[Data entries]
⁂

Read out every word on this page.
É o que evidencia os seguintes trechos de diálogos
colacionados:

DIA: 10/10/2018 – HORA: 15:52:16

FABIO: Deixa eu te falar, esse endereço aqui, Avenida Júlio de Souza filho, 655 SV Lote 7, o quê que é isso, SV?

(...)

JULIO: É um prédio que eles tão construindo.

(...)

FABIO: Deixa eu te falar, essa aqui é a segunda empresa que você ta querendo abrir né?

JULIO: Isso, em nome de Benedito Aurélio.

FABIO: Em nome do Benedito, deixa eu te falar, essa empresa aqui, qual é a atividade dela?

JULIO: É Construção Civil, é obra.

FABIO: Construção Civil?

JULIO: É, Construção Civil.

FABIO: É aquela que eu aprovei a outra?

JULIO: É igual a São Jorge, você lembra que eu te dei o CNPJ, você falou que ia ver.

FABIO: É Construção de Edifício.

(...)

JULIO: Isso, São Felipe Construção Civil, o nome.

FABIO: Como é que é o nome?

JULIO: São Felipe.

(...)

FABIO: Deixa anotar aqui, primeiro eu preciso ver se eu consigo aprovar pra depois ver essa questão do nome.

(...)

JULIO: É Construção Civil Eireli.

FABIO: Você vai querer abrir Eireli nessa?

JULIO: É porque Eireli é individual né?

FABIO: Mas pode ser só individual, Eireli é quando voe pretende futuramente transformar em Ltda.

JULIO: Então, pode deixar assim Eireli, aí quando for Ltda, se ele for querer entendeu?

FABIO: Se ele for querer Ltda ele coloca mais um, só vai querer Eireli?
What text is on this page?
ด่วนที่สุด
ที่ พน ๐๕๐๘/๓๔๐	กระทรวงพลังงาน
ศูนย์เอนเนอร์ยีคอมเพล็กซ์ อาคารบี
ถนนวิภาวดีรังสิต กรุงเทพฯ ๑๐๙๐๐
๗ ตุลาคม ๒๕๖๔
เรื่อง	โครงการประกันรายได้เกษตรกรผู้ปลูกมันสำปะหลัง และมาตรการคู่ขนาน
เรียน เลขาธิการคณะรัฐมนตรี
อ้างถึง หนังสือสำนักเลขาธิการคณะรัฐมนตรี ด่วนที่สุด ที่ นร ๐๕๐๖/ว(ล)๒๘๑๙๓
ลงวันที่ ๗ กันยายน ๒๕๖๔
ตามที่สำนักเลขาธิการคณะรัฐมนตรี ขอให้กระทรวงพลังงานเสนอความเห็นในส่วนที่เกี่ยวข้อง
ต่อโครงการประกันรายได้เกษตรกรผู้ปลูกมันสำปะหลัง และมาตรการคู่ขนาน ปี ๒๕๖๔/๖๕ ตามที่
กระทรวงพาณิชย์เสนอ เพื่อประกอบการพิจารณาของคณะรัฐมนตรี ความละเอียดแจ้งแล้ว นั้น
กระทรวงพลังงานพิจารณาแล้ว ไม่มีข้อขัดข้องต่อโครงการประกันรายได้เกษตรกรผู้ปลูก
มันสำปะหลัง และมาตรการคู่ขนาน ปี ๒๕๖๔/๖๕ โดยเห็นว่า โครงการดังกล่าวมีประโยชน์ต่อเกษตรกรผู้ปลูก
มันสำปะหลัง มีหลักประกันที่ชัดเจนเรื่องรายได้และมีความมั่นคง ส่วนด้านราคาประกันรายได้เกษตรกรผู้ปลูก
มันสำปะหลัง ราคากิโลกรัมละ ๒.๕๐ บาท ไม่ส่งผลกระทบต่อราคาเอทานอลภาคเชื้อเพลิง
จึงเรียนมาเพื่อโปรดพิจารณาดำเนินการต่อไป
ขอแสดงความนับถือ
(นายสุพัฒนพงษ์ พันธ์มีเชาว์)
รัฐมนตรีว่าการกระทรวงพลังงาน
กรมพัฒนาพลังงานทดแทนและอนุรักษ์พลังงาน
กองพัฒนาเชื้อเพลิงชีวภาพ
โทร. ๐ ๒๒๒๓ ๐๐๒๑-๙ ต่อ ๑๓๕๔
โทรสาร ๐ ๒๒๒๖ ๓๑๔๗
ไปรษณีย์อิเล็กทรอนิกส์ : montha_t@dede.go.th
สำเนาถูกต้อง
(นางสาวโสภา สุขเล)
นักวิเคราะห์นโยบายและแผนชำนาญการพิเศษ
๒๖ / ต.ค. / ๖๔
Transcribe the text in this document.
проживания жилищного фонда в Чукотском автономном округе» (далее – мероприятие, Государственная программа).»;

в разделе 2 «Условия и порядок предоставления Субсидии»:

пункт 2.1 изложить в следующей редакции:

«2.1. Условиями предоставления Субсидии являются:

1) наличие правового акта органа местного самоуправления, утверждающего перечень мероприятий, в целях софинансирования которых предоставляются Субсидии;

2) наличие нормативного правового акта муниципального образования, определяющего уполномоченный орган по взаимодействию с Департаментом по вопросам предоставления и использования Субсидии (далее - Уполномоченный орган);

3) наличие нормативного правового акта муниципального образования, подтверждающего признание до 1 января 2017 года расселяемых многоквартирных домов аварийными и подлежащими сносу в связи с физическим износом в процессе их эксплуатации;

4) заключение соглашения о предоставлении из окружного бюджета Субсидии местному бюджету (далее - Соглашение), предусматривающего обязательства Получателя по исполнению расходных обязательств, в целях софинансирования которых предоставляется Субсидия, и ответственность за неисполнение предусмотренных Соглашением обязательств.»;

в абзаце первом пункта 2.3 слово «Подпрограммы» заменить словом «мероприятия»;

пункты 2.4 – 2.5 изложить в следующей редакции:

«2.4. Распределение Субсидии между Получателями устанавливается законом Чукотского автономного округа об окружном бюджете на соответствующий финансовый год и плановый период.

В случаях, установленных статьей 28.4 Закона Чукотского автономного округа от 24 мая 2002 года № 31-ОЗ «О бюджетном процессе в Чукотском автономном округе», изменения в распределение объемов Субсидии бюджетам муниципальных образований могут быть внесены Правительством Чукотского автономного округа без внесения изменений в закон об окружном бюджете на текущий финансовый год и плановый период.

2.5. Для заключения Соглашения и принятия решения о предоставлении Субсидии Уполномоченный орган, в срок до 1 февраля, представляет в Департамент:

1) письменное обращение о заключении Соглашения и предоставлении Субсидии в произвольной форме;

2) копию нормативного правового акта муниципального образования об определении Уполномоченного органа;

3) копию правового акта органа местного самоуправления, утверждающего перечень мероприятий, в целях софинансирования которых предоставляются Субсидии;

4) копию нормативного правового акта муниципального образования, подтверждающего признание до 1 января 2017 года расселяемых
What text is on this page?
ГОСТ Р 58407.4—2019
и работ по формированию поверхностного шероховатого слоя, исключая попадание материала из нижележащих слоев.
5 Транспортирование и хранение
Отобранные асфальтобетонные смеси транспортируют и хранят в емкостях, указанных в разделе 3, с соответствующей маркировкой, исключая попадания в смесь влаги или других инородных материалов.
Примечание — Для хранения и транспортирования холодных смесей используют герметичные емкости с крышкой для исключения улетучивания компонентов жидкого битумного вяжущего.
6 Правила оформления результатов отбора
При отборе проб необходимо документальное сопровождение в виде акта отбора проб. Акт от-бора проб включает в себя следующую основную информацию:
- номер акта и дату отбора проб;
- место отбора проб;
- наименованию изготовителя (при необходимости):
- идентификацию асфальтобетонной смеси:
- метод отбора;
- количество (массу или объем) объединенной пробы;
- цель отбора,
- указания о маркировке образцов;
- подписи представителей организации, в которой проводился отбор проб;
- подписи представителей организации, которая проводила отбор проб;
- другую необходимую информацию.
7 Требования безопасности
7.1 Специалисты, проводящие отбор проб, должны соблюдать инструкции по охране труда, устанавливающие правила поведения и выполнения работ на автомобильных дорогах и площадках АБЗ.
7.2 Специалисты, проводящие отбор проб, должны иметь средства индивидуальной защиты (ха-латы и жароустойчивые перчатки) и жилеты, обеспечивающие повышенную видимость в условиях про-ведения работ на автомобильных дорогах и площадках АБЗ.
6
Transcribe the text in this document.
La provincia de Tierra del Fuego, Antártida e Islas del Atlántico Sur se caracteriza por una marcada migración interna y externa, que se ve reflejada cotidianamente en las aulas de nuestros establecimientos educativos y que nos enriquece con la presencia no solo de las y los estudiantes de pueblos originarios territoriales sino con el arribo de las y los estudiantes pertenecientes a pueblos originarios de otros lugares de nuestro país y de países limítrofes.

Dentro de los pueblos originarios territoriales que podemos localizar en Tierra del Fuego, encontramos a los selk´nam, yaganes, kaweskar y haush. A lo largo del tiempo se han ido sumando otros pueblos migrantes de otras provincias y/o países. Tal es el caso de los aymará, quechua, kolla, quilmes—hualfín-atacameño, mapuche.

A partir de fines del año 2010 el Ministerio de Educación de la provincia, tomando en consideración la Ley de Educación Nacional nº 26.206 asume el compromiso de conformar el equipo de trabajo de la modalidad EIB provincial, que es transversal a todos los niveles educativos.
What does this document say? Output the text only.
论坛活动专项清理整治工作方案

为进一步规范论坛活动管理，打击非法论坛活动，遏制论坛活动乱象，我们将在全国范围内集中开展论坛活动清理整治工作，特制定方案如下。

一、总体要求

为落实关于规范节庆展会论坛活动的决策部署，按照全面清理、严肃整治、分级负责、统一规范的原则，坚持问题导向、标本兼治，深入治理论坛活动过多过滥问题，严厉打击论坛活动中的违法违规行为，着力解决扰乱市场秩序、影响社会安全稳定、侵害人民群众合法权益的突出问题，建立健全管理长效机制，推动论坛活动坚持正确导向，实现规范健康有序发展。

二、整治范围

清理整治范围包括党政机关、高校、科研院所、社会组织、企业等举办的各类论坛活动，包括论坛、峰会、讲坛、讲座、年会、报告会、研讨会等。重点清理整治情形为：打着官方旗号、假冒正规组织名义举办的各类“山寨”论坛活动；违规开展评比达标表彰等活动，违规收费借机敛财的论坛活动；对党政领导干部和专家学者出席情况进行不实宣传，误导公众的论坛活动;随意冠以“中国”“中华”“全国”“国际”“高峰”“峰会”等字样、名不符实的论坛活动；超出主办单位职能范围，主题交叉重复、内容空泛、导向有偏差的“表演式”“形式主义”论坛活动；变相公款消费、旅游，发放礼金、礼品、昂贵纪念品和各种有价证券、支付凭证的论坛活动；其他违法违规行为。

⁂

= Goal of the exercise =
Copy every line in the listing above where the string "разделе" turns up.

= Response below =
в разделе 2 «Условия и порядок предоставления Субсидии»:
Отобранные асфальтобетонные смеси транспортируют и хранят в емкостях, указанных в разделе 3, с соответствующей маркировкой, исключая попадания в смесь влаги или других инородных материалов.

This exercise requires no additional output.